EXTRAIT DU DOCUMENT =>

Voici une description des prochains dossiers thématiques à venir.
No. 110 : Agriculture
Date de tombée : 1er septembre 2023
Il n’y a plus rien de calme à la campagne. Les grandes industries agroalimentaires pratiquant la monoculture à grande échelle étouffent la biodiversité et provoquent l’érosion des sols et l’épuisement des nappes phréatiques, en même temps qu’elles dépossèdent le monde agricole traditionnel et les peuples autochtones de leurs terres et qu’elles menacent leur mode de vie, leurs savoirs et leur souveraineté. À mesure qu’on brule ou qu’on rase les forêts pour faire de la place aux cultures et aux troupeaux, l’urgence climatique s’amplifie. Les tentatives d’instauration d’une production alimentaire collective ou de réformes agraires ont été accueillies par la violence étatique dans les pays de l’hémisphère sud. Dans les pays de l’hémisphère nord – au Québec en particulier, comme le soutient Dominic Lamontagne dans La ferme impossible –, l’agriculture résiliente à petite échelle est découragée par un cadre législatif favorisant les grandes structures industrielles.
Sur ce fond d’horreurs climatiques et sociales entremêlées, les artistes et les activistes envisagent d’autres types d’avenirs agraires/pour la terre. Depuis les traditions noires radicales de subsistance autarcique et la guérilla jardinière jusqu’aux mouvements autochtones de réappropriation des terres partout sur l’ile de la Tortue, les contrehistoires de résistance abondent en agriculture. Employant surtout des stratégies de collaboration, des artistes travaillent en partenariat avec des associations agricoles, des réseaux de militant·es et des communautés rurales pour régénérer les approches durables de la production alimentaire. Pour le numéro 110 d’Esse art + opinions, nous accueillons des propositions de textes qui nourrissent des pratiques et des connaissances non conventionnelles au sujet de la culture de la terre et des soins à lui apporter.

DONNÉES FOURNIES =>
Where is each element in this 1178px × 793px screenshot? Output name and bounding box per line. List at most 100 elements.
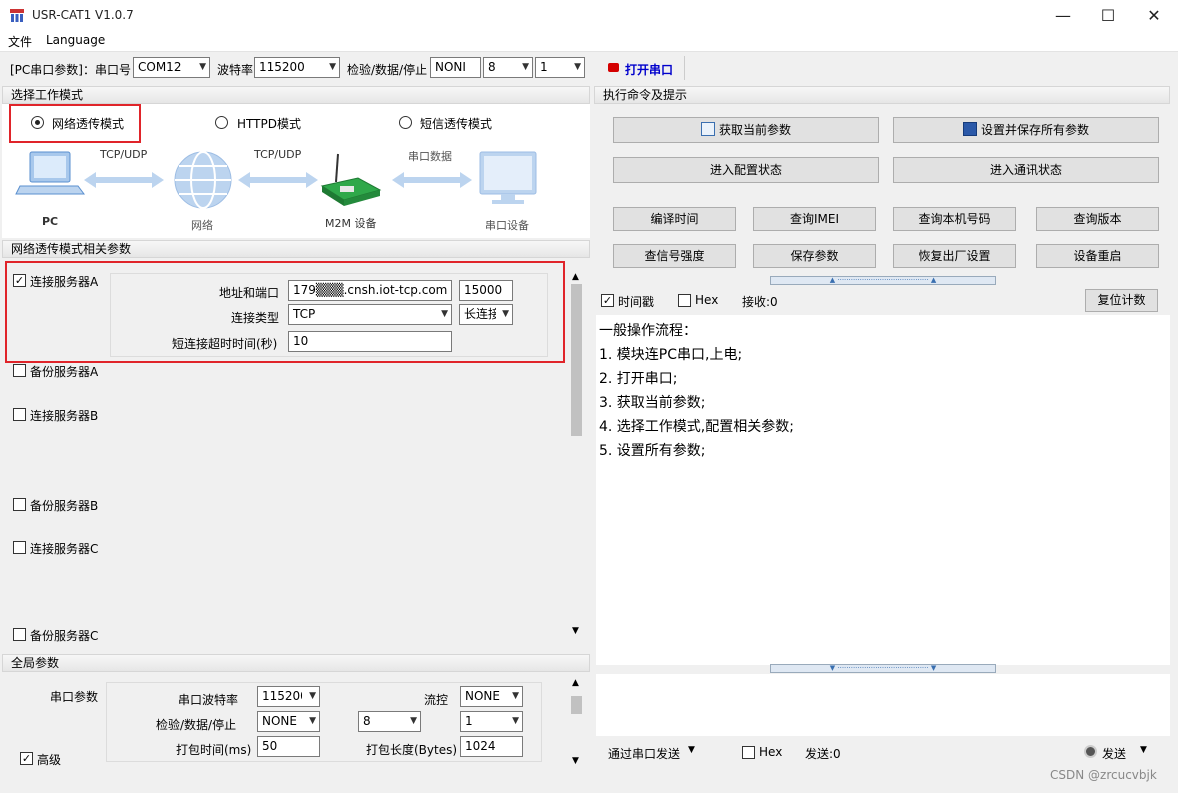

CONSIGNES => Rédigez la suite de l'appel de textes consacré à l'agriculture, en reprenant juste après sa dernière phrase.

RÉPONSE RÉDIGÉE =>
Dans Botanical Conflicts and Artistic Interventions, les théoriciennes de la culture Ros Gray et Shela Sheikh nous rappellent que l’agriculture industrielle d’aujourd’hui ne peut pas être dissociée du colonialisme historique et du capitalisme racial qui rendent certains humains plus vulnérables que d’autres aux effets des changements climatiques anthropiques. Le colonialisme est profondément lié aux pratiques agricoles et les grandes entreprises agroalimentaires d’aujourd’hui plongent leurs racines dans l’époque antérieure de l’économie des plantations. Proposant de nommer « Plantationocène » ce qu’on appelle aujourd’hui Anthropocène, Donna Haraway fait remonter cette époque au début du colonialisme de peuplement dans les Amériques. Sur une période de 500 ans, la plantation – comme manière de discipliner les végétaux et la main-d’œuvre humaine – a créé des conditions de prolifération pour les uns et d’élimination pour les autres, tout en étouffant radicalement la disposition à se soucier d’un lieu. Ce numéro est une invitation à considérer la culture des aliments comme un régime de travaux forcés multiespèces – héritage devenu tellement naturel que beaucoup y voient la seule signification de l’agriculture.
Le champ des pratiques artistiques qui émergent de la collaboration avec des activistes et des travailleurs et travailleuses sur le terrain nous aide à imaginer d’autres façons de cultiver la terre. Culture, semis, plantation, labour, désherbage, récolte, compostage, fermentation, cuisson et consommation : leur pratique quotidienne est une forme de mise en commun. Les projets participatifs à long terme se préoccupent tout autant du processus éphémère consistant à rassembler des gens que de leurs matières premières, le sol et la nourriture. Comment les approches artistiques peuvent-elles aider à régénérer les savoirs agricoles implantés et à approfondir les liens avec la terre ?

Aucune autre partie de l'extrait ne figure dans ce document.